Stated goal » No images are to be carried over; print all other material exactly as it stands.
========
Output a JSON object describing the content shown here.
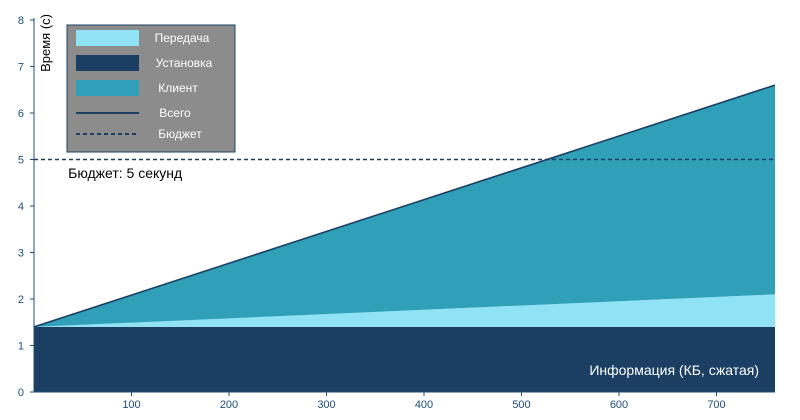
{
  "chart_data": {
    "type": "area",
    "title": "",
    "xlabel": "Информация (КБ, сжатая)",
    "ylabel": "Время (с)",
    "xlim": [
      0,
      760
    ],
    "ylim": [
      0,
      8
    ],
    "x_ticks": [
      100,
      200,
      300,
      400,
      500,
      600,
      700
    ],
    "y_ticks": [
      0,
      1,
      2,
      3,
      4,
      5,
      6,
      7,
      8
    ],
    "x": [
      0,
      760
    ],
    "series": [
      {
        "name": "Установка",
        "kind": "stacked-area",
        "values": [
          1.4,
          1.4
        ],
        "color": "#1b3f63"
      },
      {
        "name": "Передача",
        "kind": "stacked-area",
        "values": [
          0.0,
          0.7
        ],
        "color": "#8fe3f5"
      },
      {
        "name": "Клиент",
        "kind": "stacked-area",
        "values": [
          0.0,
          4.5
        ],
        "color": "#30a0b8"
      },
      {
        "name": "Всего",
        "kind": "line",
        "values": [
          1.4,
          6.6
        ],
        "color": "#1b3f63"
      },
      {
        "name": "Бюджет",
        "kind": "dashed-line",
        "values": [
          5,
          5
        ],
        "color": "#1b3f63"
      }
    ],
    "legend": {
      "placement": "top-left",
      "background": "#8c8c8c",
      "items": [
        "Передача",
        "Установка",
        "Клиент",
        "Всего",
        "Бюджет"
      ]
    },
    "annotations": [
      {
        "text": "Бюджет: 5 секунд",
        "x": 35,
        "y": 4.6
      }
    ],
    "grid": false
  },
  "colors": {
    "axis": "#1f4e79"
  }
}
========
Solution to this problem »
Output a JSON object describing the content shown here.
{
  "chart_data": {
    "type": "area",
    "title": "",
    "xlabel": "Информация (КБ, сжатая)",
    "ylabel": "Время (с)",
    "xlim": [
      0,
      760
    ],
    "ylim": [
      0,
      8
    ],
    "x_ticks": [
      100,
      200,
      300,
      400,
      500,
      600,
      700
    ],
    "y_ticks": [
      0,
      1,
      2,
      3,
      4,
      5,
      6,
      7,
      8
    ],
    "x": [
      0,
      760
    ],
    "series": [
      {
        "name": "Установка",
        "kind": "stacked-area",
        "values": [
          1.4,
          1.4
        ],
        "color": "#1b3f63"
      },
      {
        "name": "Передача",
        "kind": "stacked-area",
        "values": [
          0.0,
          0.7
        ],
        "color": "#8fe3f5"
      },
      {
        "name": "Клиент",
        "kind": "stacked-area",
        "values": [
          0.0,
          4.5
        ],
        "color": "#30a0b8"
      },
      {
        "name": "Всего",
        "kind": "line",
        "values": [
          1.4,
          6.6
        ],
        "color": "#1b3f63"
      },
      {
        "name": "Бюджет",
        "kind": "dashed-line",
        "values": [
          5,
          5
        ],
        "color": "#1b3f63"
      }
    ],
    "legend": {
      "placement": "top-left",
      "background": "#8c8c8c",
      "items": [
        "Передача",
        "Установка",
        "Клиент",
        "Всего",
        "Бюджет"
      ]
    },
    "annotations": [
      {
        "text": "Бюджет: 5 секунд",
        "x": 35,
        "y": 4.6
      }
    ],
    "grid": false
  },
  "colors": {
    "axis": "#1f4e79"
  }
}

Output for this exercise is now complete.